**Given task**
For the copy, please give all of the data again exactly and leave the pictures out.

┌────────

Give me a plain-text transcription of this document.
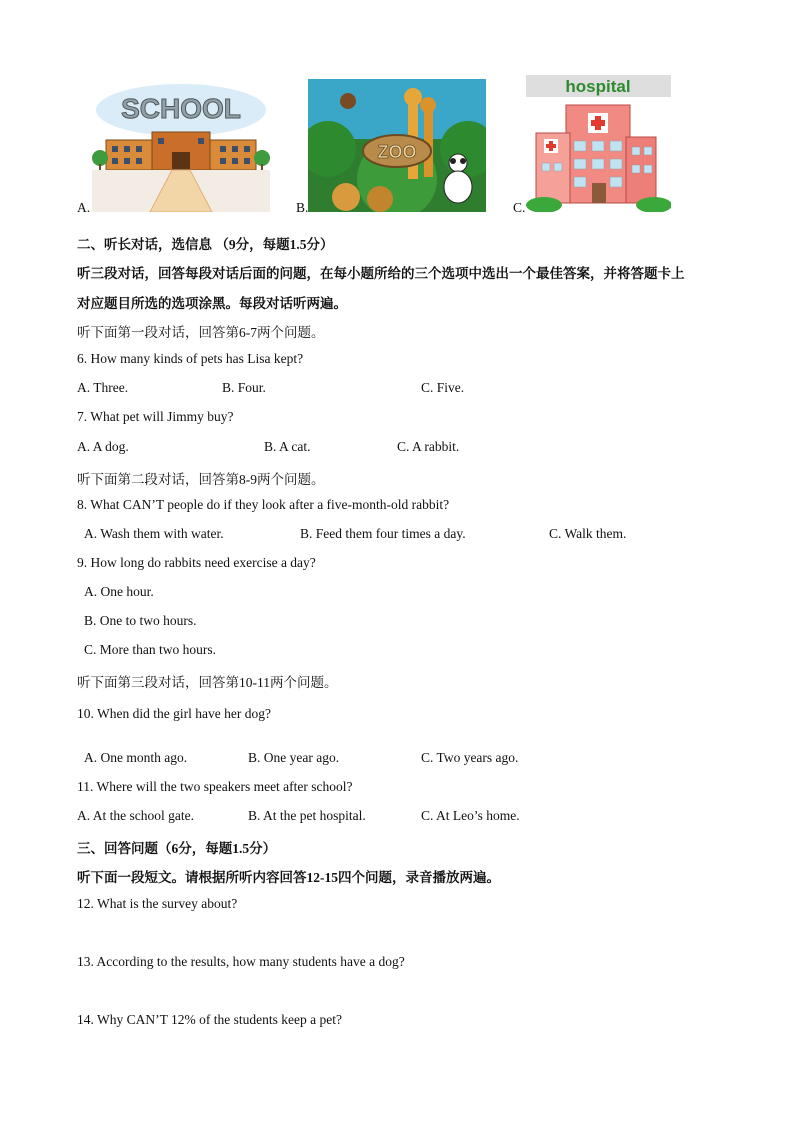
A.
SCHOOL
B.
ZOO
C.
hospital
二、听长对话，选信息 （9分，每题1.5分）
听三段对话，回答每段对话后面的问题，在每小题所给的三个选项中选出一个最佳答案，并将答题卡上
对应题目所选的选项涂黑。每段对话听两遍。
听下面第一段对话，回答第6-7两个问题。
6. How many kinds of pets has Lisa kept?
A. Three.	B. Four.	C. Five.
7. What pet will Jimmy buy?
A. A dog.	B. A cat.	C. A rabbit.
听下面第二段对话，回答第8-9两个问题。
8. What CAN’T people do if they look after a five-month-old rabbit?
A. Wash them with water.	B. Feed them four times a day.	C. Walk them.
9. How long do rabbits need exercise a day?
A. One hour.
B. One to two hours.
C. More than two hours.
听下面第三段对话，回答第10-11两个问题。
10. When did the girl have her dog?
A. One month ago.	B. One year ago.	C. Two years ago.
11. Where will the two speakers meet after school?
A. At the school gate.	B. At the pet hospital.	C. At Leo’s home.
三、回答问题（6分，每题1.5分）
听下面一段短文。请根据所听内容回答12-15四个问题，录音播放两遍。
12. What is the survey about?
13. According to the results, how many students have a dog?
14. Why CAN’T 12% of the students keep a pet?
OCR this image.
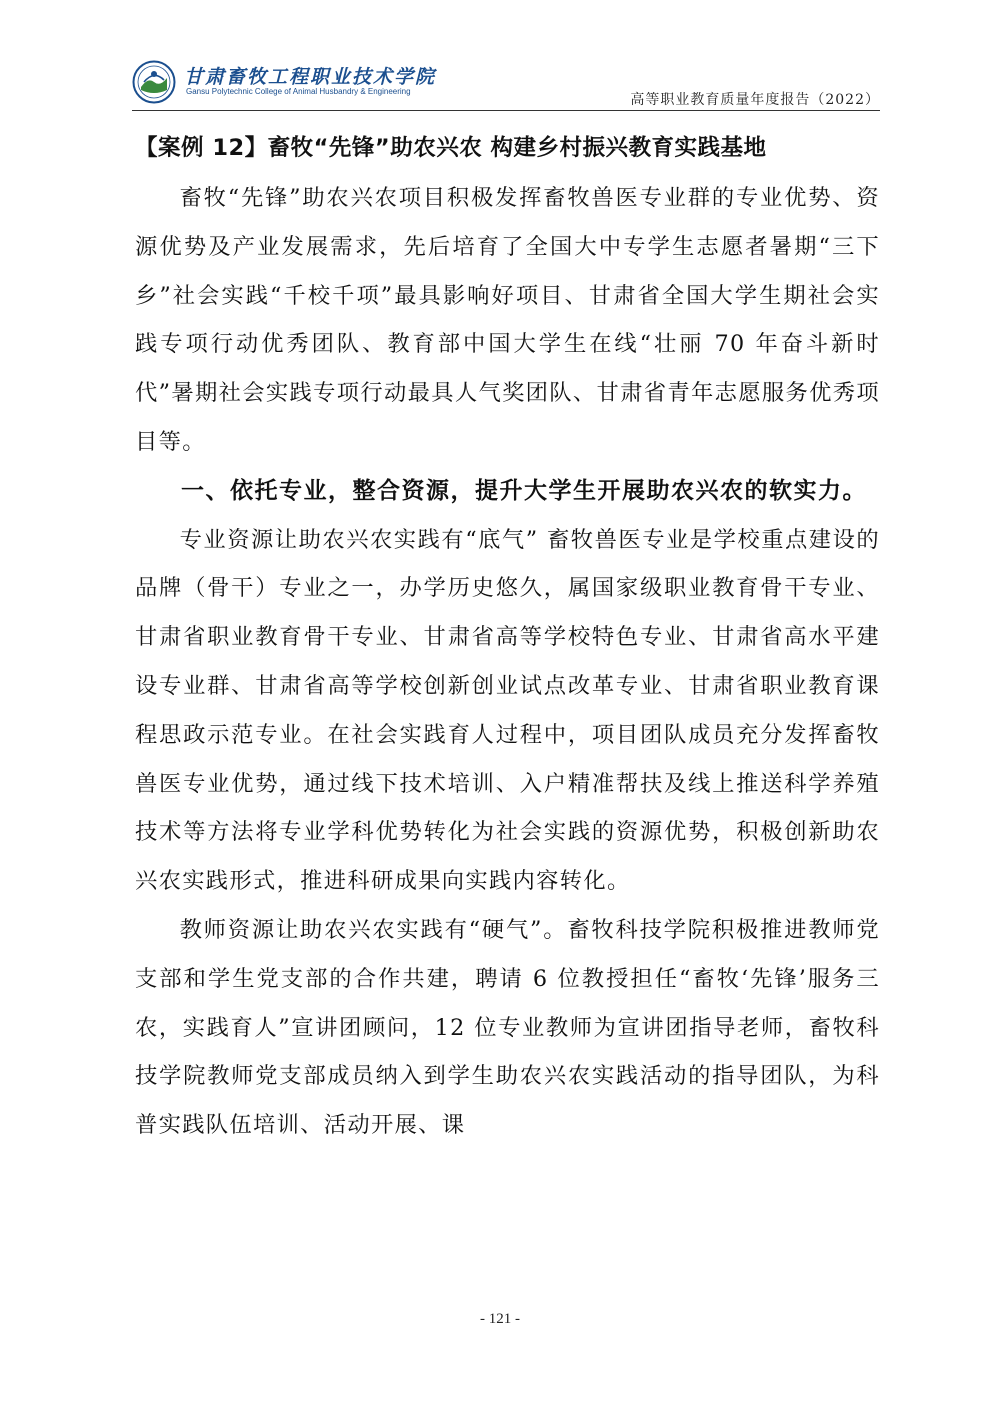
甘肃畜牧工程职业技术学院
Gansu Polytechnic College of Animal Husbandry & Engineering
高等职业教育质量年度报告（2022）
【案例 12】畜牧“先锋”助农兴农 构建乡村振兴教育实践基地

畜牧“先锋”助农兴农项目积极发挥畜牧兽医专业群的专业优势、资源优势及产业发展需求，先后培育了全国大中专学生志愿者暑期“三下乡”社会实践“千校千项”最具影响好项目、甘肃省全国大学生期社会实践专项行动优秀团队、教育部中国大学生在线“壮丽 70 年奋斗新时代”暑期社会实践专项行动最具人气奖团队、甘肃省青年志愿服务优秀项目等。

一、依托专业，整合资源，提升大学生开展助农兴农的软实力。

专业资源让助农兴农实践有“底气” 畜牧兽医专业是学校重点建设的品牌（骨干）专业之一，办学历史悠久，属国家级职业教育骨干专业、甘肃省职业教育骨干专业、甘肃省高等学校特色专业、甘肃省高水平建设专业群、甘肃省高等学校创新创业试点改革专业、甘肃省职业教育课程思政示范专业。在社会实践育人过程中，项目团队成员充分发挥畜牧兽医专业优势，通过线下技术培训、入户精准帮扶及线上推送科学养殖技术等方法将专业学科优势转化为社会实践的资源优势，积极创新助农兴农实践形式，推进科研成果向实践内容转化。

教师资源让助农兴农实践有“硬气”。畜牧科技学院积极推进教师党支部和学生党支部的合作共建，聘请 6 位教授担任“畜牧‘先锋’服务三农，实践育人”宣讲团顾问，12 位专业教师为宣讲团指导老师，畜牧科技学院教师党支部成员纳入到学生助农兴农实践活动的指导团队，为科普实践队伍培训、活动开展、课

- 121 -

└────────

**Exercise solution**
Give me a plain-text transcription of this document.
A.
SCHOOL
B.
ZOO
C.
hospital
二、听长对话，选信息 （9分，每题1.5分）
听三段对话，回答每段对话后面的问题，在每小题所给的三个选项中选出一个最佳答案，并将答题卡上
对应题目所选的选项涂黑。每段对话听两遍。
听下面第一段对话，回答第6-7两个问题。
6. How many kinds of pets has Lisa kept?
A. Three.	B. Four.	C. Five.
7. What pet will Jimmy buy?
A. A dog.	B. A cat.	C. A rabbit.
听下面第二段对话，回答第8-9两个问题。
8. What CAN’T people do if they look after a five-month-old rabbit?
A. Wash them with water.	B. Feed them four times a day.	C. Walk them.
9. How long do rabbits need exercise a day?
A. One hour.
B. One to two hours.
C. More than two hours.
听下面第三段对话，回答第10-11两个问题。
10. When did the girl have her dog?
A. One month ago.	B. One year ago.	C. Two years ago.
11. Where will the two speakers meet after school?
A. At the school gate.	B. At the pet hospital.	C. At Leo’s home.
三、回答问题（6分，每题1.5分）
听下面一段短文。请根据所听内容回答12-15四个问题，录音播放两遍。
12. What is the survey about?
13. According to the results, how many students have a dog?
14. Why CAN’T 12% of the students keep a pet?
OCR this image.
甘肃畜牧工程职业技术学院
Gansu Polytechnic College of Animal Husbandry & Engineering
高等职业教育质量年度报告（2022）
【案例 12】畜牧“先锋”助农兴农 构建乡村振兴教育实践基地

畜牧“先锋”助农兴农项目积极发挥畜牧兽医专业群的专业优势、资源优势及产业发展需求，先后培育了全国大中专学生志愿者暑期“三下乡”社会实践“千校千项”最具影响好项目、甘肃省全国大学生期社会实践专项行动优秀团队、教育部中国大学生在线“壮丽 70 年奋斗新时代”暑期社会实践专项行动最具人气奖团队、甘肃省青年志愿服务优秀项目等。

一、依托专业，整合资源，提升大学生开展助农兴农的软实力。

专业资源让助农兴农实践有“底气” 畜牧兽医专业是学校重点建设的品牌（骨干）专业之一，办学历史悠久，属国家级职业教育骨干专业、甘肃省职业教育骨干专业、甘肃省高等学校特色专业、甘肃省高水平建设专业群、甘肃省高等学校创新创业试点改革专业、甘肃省职业教育课程思政示范专业。在社会实践育人过程中，项目团队成员充分发挥畜牧兽医专业优势，通过线下技术培训、入户精准帮扶及线上推送科学养殖技术等方法将专业学科优势转化为社会实践的资源优势，积极创新助农兴农实践形式，推进科研成果向实践内容转化。

教师资源让助农兴农实践有“硬气”。畜牧科技学院积极推进教师党支部和学生党支部的合作共建，聘请 6 位教授担任“畜牧‘先锋’服务三农，实践育人”宣讲团顾问，12 位专业教师为宣讲团指导老师，畜牧科技学院教师党支部成员纳入到学生助农兴农实践活动的指导团队，为科普实践队伍培训、活动开展、课

- 121 -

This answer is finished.